→ DATA FOR THE TASK
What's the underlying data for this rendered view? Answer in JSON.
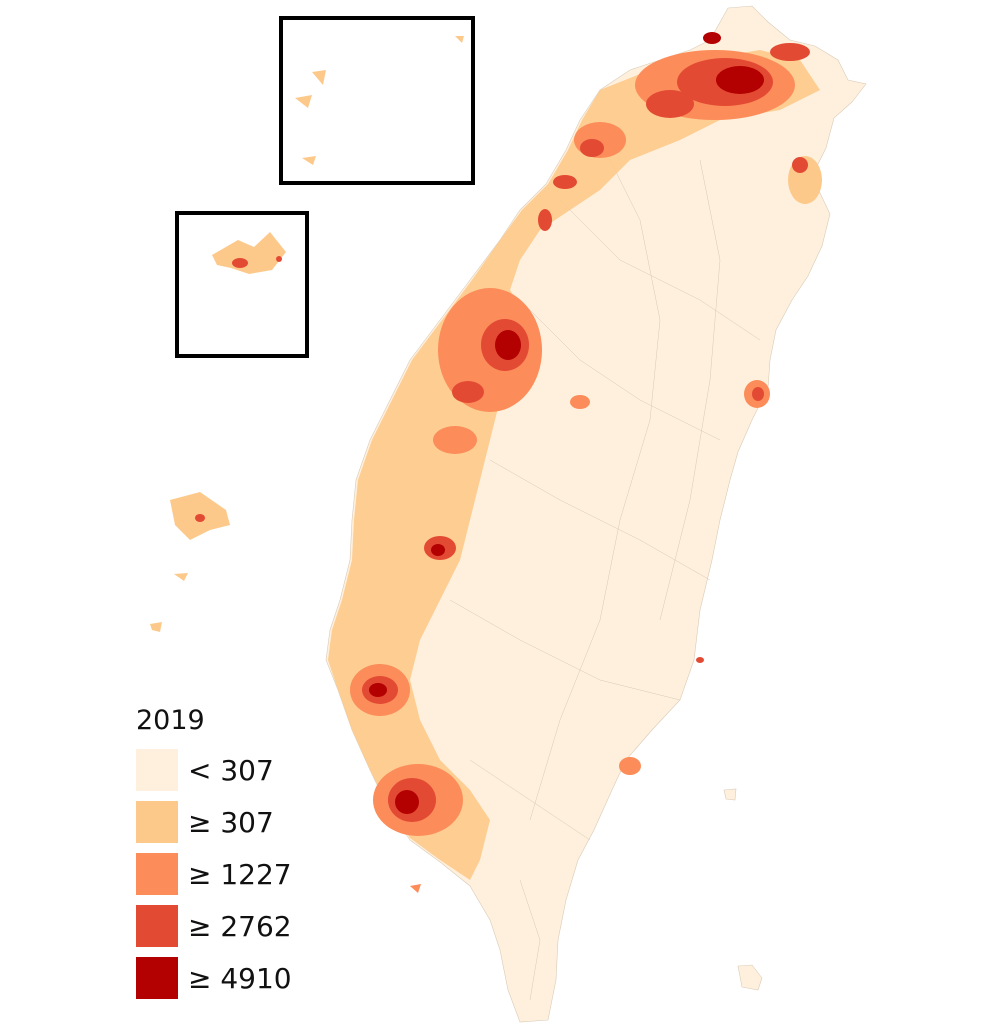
{
  "legend": {
    "title": "2019",
    "items": [
      {
        "label": "< 307",
        "color": "#fef0dc"
      },
      {
        "label": "≥ 307",
        "color": "#fdc98a"
      },
      {
        "label": "≥ 1227",
        "color": "#fc8c59"
      },
      {
        "label": "≥ 2762",
        "color": "#e34a33"
      },
      {
        "label": "≥ 4910",
        "color": "#b30000"
      }
    ]
  },
  "inset_frames": [
    "matsu-inset-frame",
    "kinmen-inset-frame"
  ]
}
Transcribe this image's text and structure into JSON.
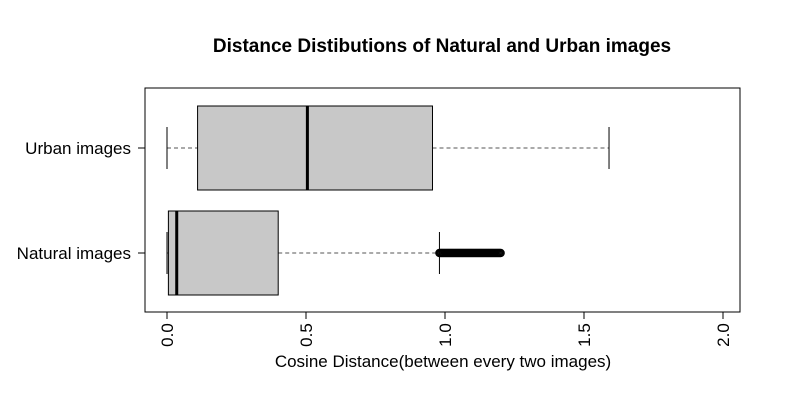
{
  "chart_data": {
    "type": "boxplot",
    "orientation": "horizontal",
    "title": "Distance Distibutions of Natural and Urban images",
    "xlabel": "Cosine Distance(between every two images)",
    "ylabel": "",
    "xlim": [
      0,
      2
    ],
    "xticks": [
      0.0,
      0.5,
      1.0,
      1.5,
      2.0
    ],
    "xtick_labels": [
      "0.0",
      "0.5",
      "1.0",
      "1.5",
      "2.0"
    ],
    "grid": false,
    "box_fill": "#c8c8c8",
    "categories": [
      "Natural images",
      "Urban images"
    ],
    "boxes": [
      {
        "name": "Natural images",
        "whisker_low": 0.0,
        "q1": 0.005,
        "median": 0.035,
        "q3": 0.4,
        "whisker_high": 0.98,
        "outliers_range": [
          0.98,
          1.2
        ]
      },
      {
        "name": "Urban images",
        "whisker_low": 0.0,
        "q1": 0.11,
        "median": 0.505,
        "q3": 0.955,
        "whisker_high": 1.59,
        "outliers_range": null
      }
    ]
  }
}
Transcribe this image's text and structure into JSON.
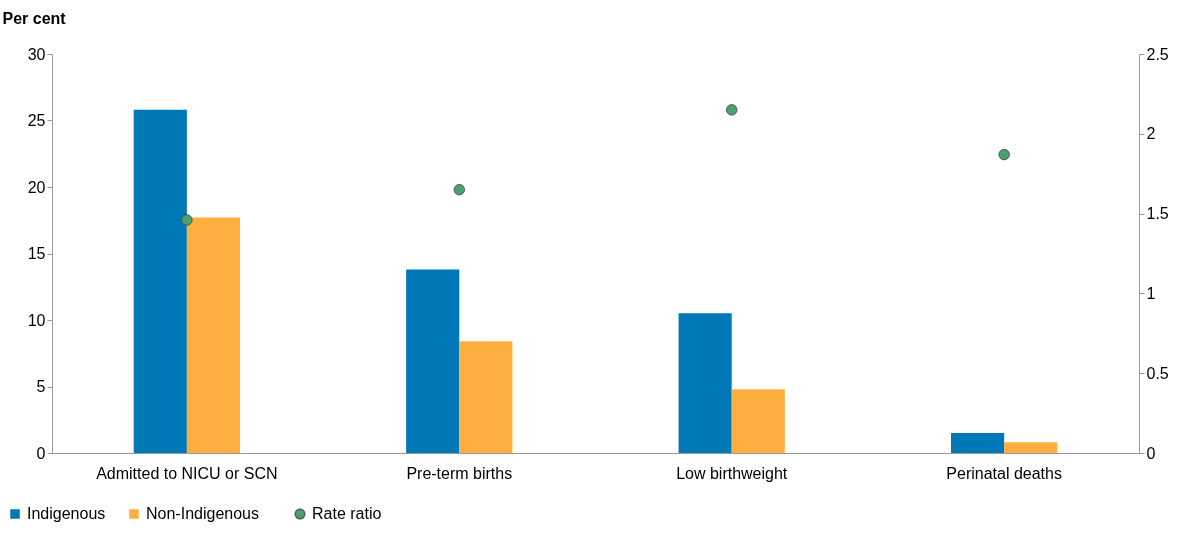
{
  "chart_data": {
    "type": "bar",
    "ylabel": "Per cent",
    "categories": [
      "Admitted to NICU or SCN",
      "Pre-term births",
      "Low birthweight",
      "Perinatal deaths"
    ],
    "series": [
      {
        "name": "Indigenous",
        "type": "bar",
        "color": "#0077b6",
        "values": [
          25.8,
          13.8,
          10.5,
          1.5
        ]
      },
      {
        "name": "Non-Indigenous",
        "type": "bar",
        "color": "#fcaf3f",
        "values": [
          17.7,
          8.4,
          4.8,
          0.8
        ]
      },
      {
        "name": "Rate ratio",
        "type": "scatter",
        "axis": "y2",
        "color": "#4aa06f",
        "marker": "circle",
        "values": [
          1.46,
          1.65,
          2.15,
          1.87
        ]
      }
    ],
    "ylim": [
      0,
      30
    ],
    "yticks": [
      0,
      5,
      10,
      15,
      20,
      25,
      30
    ],
    "y2lim": [
      0,
      2.5
    ],
    "y2ticks": [
      0,
      0.5,
      1,
      1.5,
      2,
      2.5
    ],
    "grid": false,
    "legend": "bottom left"
  }
}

→ WHAT YOU SHOULD DO
Copy each line in full and exactly, omitting any picture.

→ OUTPUT
What's the underlying data for this rendered view? Answer in JSON.
{
  "legend": {
    "title": "2019",
    "items": [
      {
        "label": "< 307",
        "color": "#fef0dc"
      },
      {
        "label": "≥ 307",
        "color": "#fdc98a"
      },
      {
        "label": "≥ 1227",
        "color": "#fc8c59"
      },
      {
        "label": "≥ 2762",
        "color": "#e34a33"
      },
      {
        "label": "≥ 4910",
        "color": "#b30000"
      }
    ]
  },
  "inset_frames": [
    "matsu-inset-frame",
    "kinmen-inset-frame"
  ]
}
Transcribe this image's text and structure into JSON.
{
  "chart_data": {
    "type": "boxplot",
    "orientation": "horizontal",
    "title": "Distance Distibutions of Natural and Urban images",
    "xlabel": "Cosine Distance(between every two images)",
    "ylabel": "",
    "xlim": [
      0,
      2
    ],
    "xticks": [
      0.0,
      0.5,
      1.0,
      1.5,
      2.0
    ],
    "xtick_labels": [
      "0.0",
      "0.5",
      "1.0",
      "1.5",
      "2.0"
    ],
    "grid": false,
    "box_fill": "#c8c8c8",
    "categories": [
      "Natural images",
      "Urban images"
    ],
    "boxes": [
      {
        "name": "Natural images",
        "whisker_low": 0.0,
        "q1": 0.005,
        "median": 0.035,
        "q3": 0.4,
        "whisker_high": 0.98,
        "outliers_range": [
          0.98,
          1.2
        ]
      },
      {
        "name": "Urban images",
        "whisker_low": 0.0,
        "q1": 0.11,
        "median": 0.505,
        "q3": 0.955,
        "whisker_high": 1.59,
        "outliers_range": null
      }
    ]
  }
}
Transcribe this image's text and structure into JSON.
{
  "chart_data": {
    "type": "bar",
    "ylabel": "Per cent",
    "categories": [
      "Admitted to NICU or SCN",
      "Pre-term births",
      "Low birthweight",
      "Perinatal deaths"
    ],
    "series": [
      {
        "name": "Indigenous",
        "type": "bar",
        "color": "#0077b6",
        "values": [
          25.8,
          13.8,
          10.5,
          1.5
        ]
      },
      {
        "name": "Non-Indigenous",
        "type": "bar",
        "color": "#fcaf3f",
        "values": [
          17.7,
          8.4,
          4.8,
          0.8
        ]
      },
      {
        "name": "Rate ratio",
        "type": "scatter",
        "axis": "y2",
        "color": "#4aa06f",
        "marker": "circle",
        "values": [
          1.46,
          1.65,
          2.15,
          1.87
        ]
      }
    ],
    "ylim": [
      0,
      30
    ],
    "yticks": [
      0,
      5,
      10,
      15,
      20,
      25,
      30
    ],
    "y2lim": [
      0,
      2.5
    ],
    "y2ticks": [
      0,
      0.5,
      1,
      1.5,
      2,
      2.5
    ],
    "grid": false,
    "legend": "bottom left"
  }
}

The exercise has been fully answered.